The data below should be printed in full, exactly, and without any of its images.

>>>>

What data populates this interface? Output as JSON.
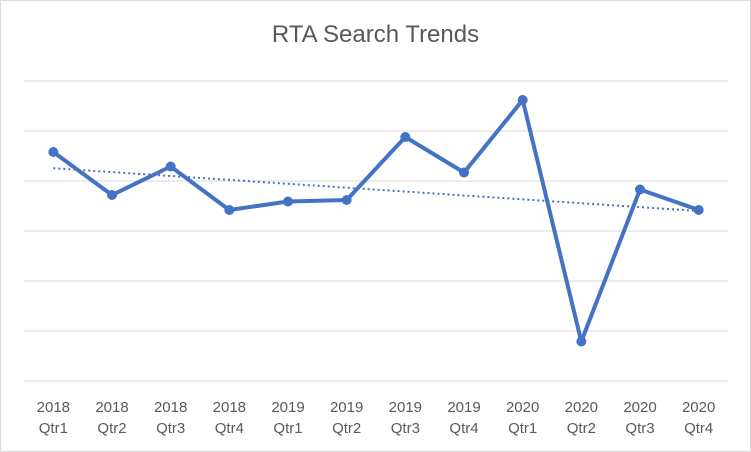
{
  "chart_data": {
    "type": "line",
    "title": "RTA Search Trends",
    "xlabel": "",
    "ylabel": "",
    "categories": [
      [
        "2018",
        "Qtr1"
      ],
      [
        "2018",
        "Qtr2"
      ],
      [
        "2018",
        "Qtr3"
      ],
      [
        "2018",
        "Qtr4"
      ],
      [
        "2019",
        "Qtr1"
      ],
      [
        "2019",
        "Qtr2"
      ],
      [
        "2019",
        "Qtr3"
      ],
      [
        "2019",
        "Qtr4"
      ],
      [
        "2020",
        "Qtr1"
      ],
      [
        "2020",
        "Qtr2"
      ],
      [
        "2020",
        "Qtr3"
      ],
      [
        "2020",
        "Qtr4"
      ]
    ],
    "series": [
      {
        "values": [
          4.58,
          3.72,
          4.29,
          3.42,
          3.59,
          3.62,
          4.88,
          4.17,
          5.62,
          0.79,
          3.83,
          3.42
        ],
        "color": "#4472c4"
      }
    ],
    "trendline": {
      "type": "linear",
      "style": "dotted",
      "color": "#4472c4"
    },
    "ylim": [
      0,
      6
    ],
    "y_ticks_labeled": false,
    "grid": true,
    "legend": "none"
  }
}
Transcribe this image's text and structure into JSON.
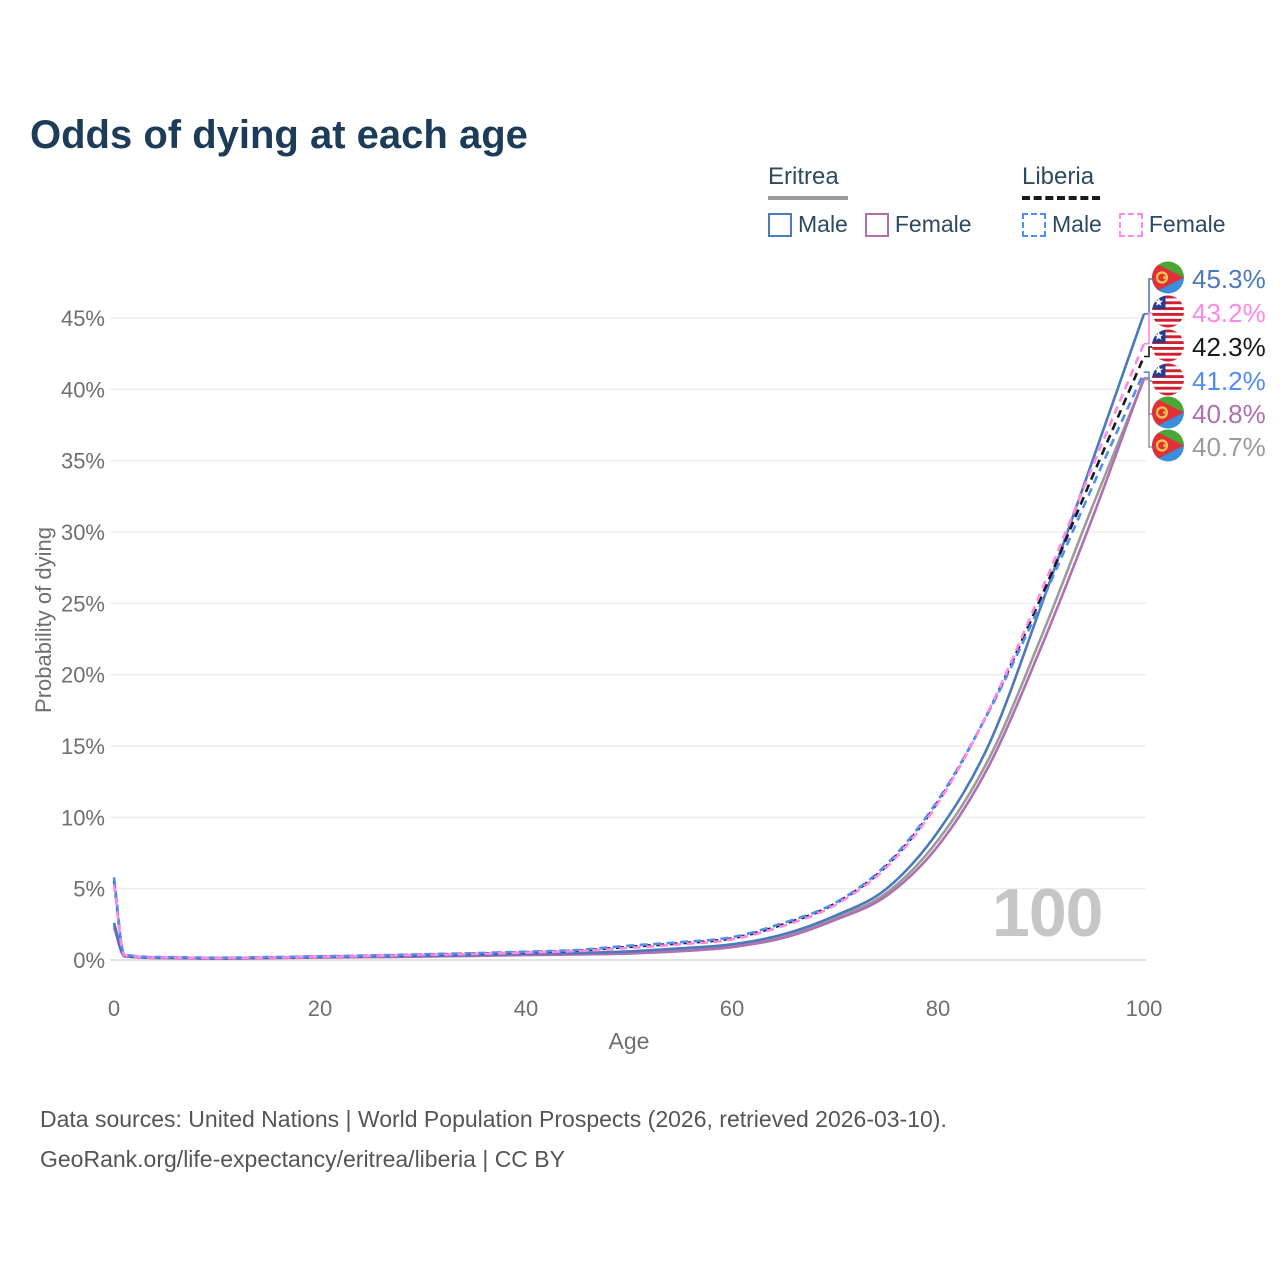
{
  "title": "Odds of dying at each age",
  "legend": {
    "groups": [
      {
        "name": "Eritrea",
        "line_style": "solid",
        "swatch_color": "#9b9b9b",
        "items": [
          {
            "label": "Male",
            "color": "#4a79bc"
          },
          {
            "label": "Female",
            "color": "#b06fb0"
          }
        ]
      },
      {
        "name": "Liberia",
        "line_style": "dashed",
        "swatch_color": "#1a1a1a",
        "items": [
          {
            "label": "Male",
            "color": "#4f8df1"
          },
          {
            "label": "Female",
            "color": "#ff87e6"
          }
        ]
      }
    ]
  },
  "chart_data": {
    "type": "line",
    "title": "Odds of dying at each age",
    "xlabel": "Age",
    "ylabel": "Probability of dying",
    "xlim": [
      0,
      100
    ],
    "ylim": [
      0,
      47
    ],
    "x_ticks": [
      0,
      20,
      40,
      60,
      80,
      100
    ],
    "y_ticks": [
      0,
      5,
      10,
      15,
      20,
      25,
      30,
      35,
      40,
      45
    ],
    "y_tick_suffix": "%",
    "grid": "horizontal-only",
    "legend_position": "top-right",
    "x": [
      0,
      1,
      5,
      10,
      15,
      20,
      25,
      30,
      35,
      40,
      45,
      50,
      55,
      60,
      65,
      70,
      75,
      80,
      85,
      90,
      95,
      100
    ],
    "series": [
      {
        "id": "eritrea-total",
        "name": "Eritrea Total",
        "country": "Eritrea",
        "sex": "Total",
        "color": "#9b9b9b",
        "dashed": false,
        "values": [
          2.45,
          0.28,
          0.14,
          0.11,
          0.15,
          0.19,
          0.23,
          0.27,
          0.32,
          0.39,
          0.45,
          0.52,
          0.72,
          1.0,
          1.68,
          2.95,
          4.7,
          8.4,
          14.2,
          22.6,
          31.8,
          40.7
        ]
      },
      {
        "id": "eritrea-female",
        "name": "Eritrea Female",
        "country": "Eritrea",
        "sex": "Female",
        "color": "#b06fb0",
        "dashed": false,
        "values": [
          2.3,
          0.26,
          0.13,
          0.1,
          0.13,
          0.17,
          0.2,
          0.24,
          0.29,
          0.34,
          0.39,
          0.45,
          0.62,
          0.9,
          1.55,
          2.8,
          4.5,
          8.0,
          13.7,
          21.9,
          31.0,
          40.8
        ]
      },
      {
        "id": "eritrea-male",
        "name": "Eritrea Male",
        "country": "Eritrea",
        "sex": "Male",
        "color": "#4a79bc",
        "dashed": false,
        "values": [
          2.6,
          0.3,
          0.16,
          0.13,
          0.17,
          0.22,
          0.26,
          0.3,
          0.36,
          0.44,
          0.5,
          0.6,
          0.82,
          1.1,
          1.8,
          3.1,
          5.0,
          9.0,
          15.2,
          24.8,
          35.0,
          45.3
        ]
      },
      {
        "id": "liberia-total",
        "name": "Liberia Total",
        "country": "Liberia",
        "sex": "Total",
        "color": "#1a1a1a",
        "dashed": true,
        "values": [
          5.55,
          0.36,
          0.18,
          0.14,
          0.18,
          0.24,
          0.3,
          0.37,
          0.45,
          0.55,
          0.66,
          0.92,
          1.17,
          1.52,
          2.5,
          3.95,
          6.6,
          11.1,
          17.55,
          25.4,
          33.9,
          42.3
        ]
      },
      {
        "id": "liberia-male",
        "name": "Liberia Male",
        "country": "Liberia",
        "sex": "Male",
        "color": "#4f8df1",
        "dashed": true,
        "values": [
          5.8,
          0.38,
          0.2,
          0.16,
          0.2,
          0.26,
          0.32,
          0.4,
          0.48,
          0.58,
          0.7,
          1.0,
          1.25,
          1.6,
          2.6,
          4.0,
          6.7,
          11.2,
          17.5,
          25.0,
          33.2,
          41.2
        ]
      },
      {
        "id": "liberia-female",
        "name": "Liberia Female",
        "country": "Liberia",
        "sex": "Female",
        "color": "#ff87e6",
        "dashed": true,
        "values": [
          5.3,
          0.34,
          0.17,
          0.13,
          0.17,
          0.22,
          0.28,
          0.35,
          0.42,
          0.52,
          0.63,
          0.85,
          1.1,
          1.45,
          2.4,
          3.85,
          6.5,
          11.0,
          17.6,
          25.8,
          34.6,
          43.2
        ]
      }
    ],
    "end_labels": [
      {
        "series": "eritrea-male",
        "text": "45.3%",
        "value": 45.3,
        "color": "#4a79bc",
        "flag": "eritrea"
      },
      {
        "series": "liberia-female",
        "text": "43.2%",
        "value": 43.2,
        "color": "#ff87e6",
        "flag": "liberia"
      },
      {
        "series": "liberia-total",
        "text": "42.3%",
        "value": 42.3,
        "color": "#1a1a1a",
        "flag": "liberia"
      },
      {
        "series": "liberia-male",
        "text": "41.2%",
        "value": 41.2,
        "color": "#4f8df1",
        "flag": "liberia"
      },
      {
        "series": "eritrea-female",
        "text": "40.8%",
        "value": 40.8,
        "color": "#b06fb0",
        "flag": "eritrea"
      },
      {
        "series": "eritrea-total",
        "text": "40.7%",
        "value": 40.7,
        "color": "#9b9b9b",
        "flag": "eritrea"
      }
    ],
    "colors": {
      "grid": "#ededed",
      "zero_line": "#d8d8d8",
      "tick_text": "#6f6f6f"
    }
  },
  "watermark": "100",
  "footer": {
    "line1": "Data sources: United Nations | World Population Prospects (2026, retrieved 2026-03-10).",
    "line2": "GeoRank.org/life-expectancy/eritrea/liberia | CC BY"
  }
}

<<<<

ANSWER TO THIS EXERCISE:
What data populates this interface? Output as JSON.
{
  "chart_data": {
    "type": "line",
    "title": "RTA Search Trends",
    "xlabel": "",
    "ylabel": "",
    "categories": [
      [
        "2018",
        "Qtr1"
      ],
      [
        "2018",
        "Qtr2"
      ],
      [
        "2018",
        "Qtr3"
      ],
      [
        "2018",
        "Qtr4"
      ],
      [
        "2019",
        "Qtr1"
      ],
      [
        "2019",
        "Qtr2"
      ],
      [
        "2019",
        "Qtr3"
      ],
      [
        "2019",
        "Qtr4"
      ],
      [
        "2020",
        "Qtr1"
      ],
      [
        "2020",
        "Qtr2"
      ],
      [
        "2020",
        "Qtr3"
      ],
      [
        "2020",
        "Qtr4"
      ]
    ],
    "series": [
      {
        "values": [
          4.58,
          3.72,
          4.29,
          3.42,
          3.59,
          3.62,
          4.88,
          4.17,
          5.62,
          0.79,
          3.83,
          3.42
        ],
        "color": "#4472c4"
      }
    ],
    "trendline": {
      "type": "linear",
      "style": "dotted",
      "color": "#4472c4"
    },
    "ylim": [
      0,
      6
    ],
    "y_ticks_labeled": false,
    "grid": true,
    "legend": "none"
  }
}
Transcribe this image's text and structure into JSON.
{
  "title": "Odds of dying at each age",
  "legend": {
    "groups": [
      {
        "name": "Eritrea",
        "line_style": "solid",
        "swatch_color": "#9b9b9b",
        "items": [
          {
            "label": "Male",
            "color": "#4a79bc"
          },
          {
            "label": "Female",
            "color": "#b06fb0"
          }
        ]
      },
      {
        "name": "Liberia",
        "line_style": "dashed",
        "swatch_color": "#1a1a1a",
        "items": [
          {
            "label": "Male",
            "color": "#4f8df1"
          },
          {
            "label": "Female",
            "color": "#ff87e6"
          }
        ]
      }
    ]
  },
  "chart_data": {
    "type": "line",
    "title": "Odds of dying at each age",
    "xlabel": "Age",
    "ylabel": "Probability of dying",
    "xlim": [
      0,
      100
    ],
    "ylim": [
      0,
      47
    ],
    "x_ticks": [
      0,
      20,
      40,
      60,
      80,
      100
    ],
    "y_ticks": [
      0,
      5,
      10,
      15,
      20,
      25,
      30,
      35,
      40,
      45
    ],
    "y_tick_suffix": "%",
    "grid": "horizontal-only",
    "legend_position": "top-right",
    "x": [
      0,
      1,
      5,
      10,
      15,
      20,
      25,
      30,
      35,
      40,
      45,
      50,
      55,
      60,
      65,
      70,
      75,
      80,
      85,
      90,
      95,
      100
    ],
    "series": [
      {
        "id": "eritrea-total",
        "name": "Eritrea Total",
        "country": "Eritrea",
        "sex": "Total",
        "color": "#9b9b9b",
        "dashed": false,
        "values": [
          2.45,
          0.28,
          0.14,
          0.11,
          0.15,
          0.19,
          0.23,
          0.27,
          0.32,
          0.39,
          0.45,
          0.52,
          0.72,
          1.0,
          1.68,
          2.95,
          4.7,
          8.4,
          14.2,
          22.6,
          31.8,
          40.7
        ]
      },
      {
        "id": "eritrea-female",
        "name": "Eritrea Female",
        "country": "Eritrea",
        "sex": "Female",
        "color": "#b06fb0",
        "dashed": false,
        "values": [
          2.3,
          0.26,
          0.13,
          0.1,
          0.13,
          0.17,
          0.2,
          0.24,
          0.29,
          0.34,
          0.39,
          0.45,
          0.62,
          0.9,
          1.55,
          2.8,
          4.5,
          8.0,
          13.7,
          21.9,
          31.0,
          40.8
        ]
      },
      {
        "id": "eritrea-male",
        "name": "Eritrea Male",
        "country": "Eritrea",
        "sex": "Male",
        "color": "#4a79bc",
        "dashed": false,
        "values": [
          2.6,
          0.3,
          0.16,
          0.13,
          0.17,
          0.22,
          0.26,
          0.3,
          0.36,
          0.44,
          0.5,
          0.6,
          0.82,
          1.1,
          1.8,
          3.1,
          5.0,
          9.0,
          15.2,
          24.8,
          35.0,
          45.3
        ]
      },
      {
        "id": "liberia-total",
        "name": "Liberia Total",
        "country": "Liberia",
        "sex": "Total",
        "color": "#1a1a1a",
        "dashed": true,
        "values": [
          5.55,
          0.36,
          0.18,
          0.14,
          0.18,
          0.24,
          0.3,
          0.37,
          0.45,
          0.55,
          0.66,
          0.92,
          1.17,
          1.52,
          2.5,
          3.95,
          6.6,
          11.1,
          17.55,
          25.4,
          33.9,
          42.3
        ]
      },
      {
        "id": "liberia-male",
        "name": "Liberia Male",
        "country": "Liberia",
        "sex": "Male",
        "color": "#4f8df1",
        "dashed": true,
        "values": [
          5.8,
          0.38,
          0.2,
          0.16,
          0.2,
          0.26,
          0.32,
          0.4,
          0.48,
          0.58,
          0.7,
          1.0,
          1.25,
          1.6,
          2.6,
          4.0,
          6.7,
          11.2,
          17.5,
          25.0,
          33.2,
          41.2
        ]
      },
      {
        "id": "liberia-female",
        "name": "Liberia Female",
        "country": "Liberia",
        "sex": "Female",
        "color": "#ff87e6",
        "dashed": true,
        "values": [
          5.3,
          0.34,
          0.17,
          0.13,
          0.17,
          0.22,
          0.28,
          0.35,
          0.42,
          0.52,
          0.63,
          0.85,
          1.1,
          1.45,
          2.4,
          3.85,
          6.5,
          11.0,
          17.6,
          25.8,
          34.6,
          43.2
        ]
      }
    ],
    "end_labels": [
      {
        "series": "eritrea-male",
        "text": "45.3%",
        "value": 45.3,
        "color": "#4a79bc",
        "flag": "eritrea"
      },
      {
        "series": "liberia-female",
        "text": "43.2%",
        "value": 43.2,
        "color": "#ff87e6",
        "flag": "liberia"
      },
      {
        "series": "liberia-total",
        "text": "42.3%",
        "value": 42.3,
        "color": "#1a1a1a",
        "flag": "liberia"
      },
      {
        "series": "liberia-male",
        "text": "41.2%",
        "value": 41.2,
        "color": "#4f8df1",
        "flag": "liberia"
      },
      {
        "series": "eritrea-female",
        "text": "40.8%",
        "value": 40.8,
        "color": "#b06fb0",
        "flag": "eritrea"
      },
      {
        "series": "eritrea-total",
        "text": "40.7%",
        "value": 40.7,
        "color": "#9b9b9b",
        "flag": "eritrea"
      }
    ],
    "colors": {
      "grid": "#ededed",
      "zero_line": "#d8d8d8",
      "tick_text": "#6f6f6f"
    }
  },
  "watermark": "100",
  "footer": {
    "line1": "Data sources: United Nations | World Population Prospects (2026, retrieved 2026-03-10).",
    "line2": "GeoRank.org/life-expectancy/eritrea/liberia | CC BY"
  }
}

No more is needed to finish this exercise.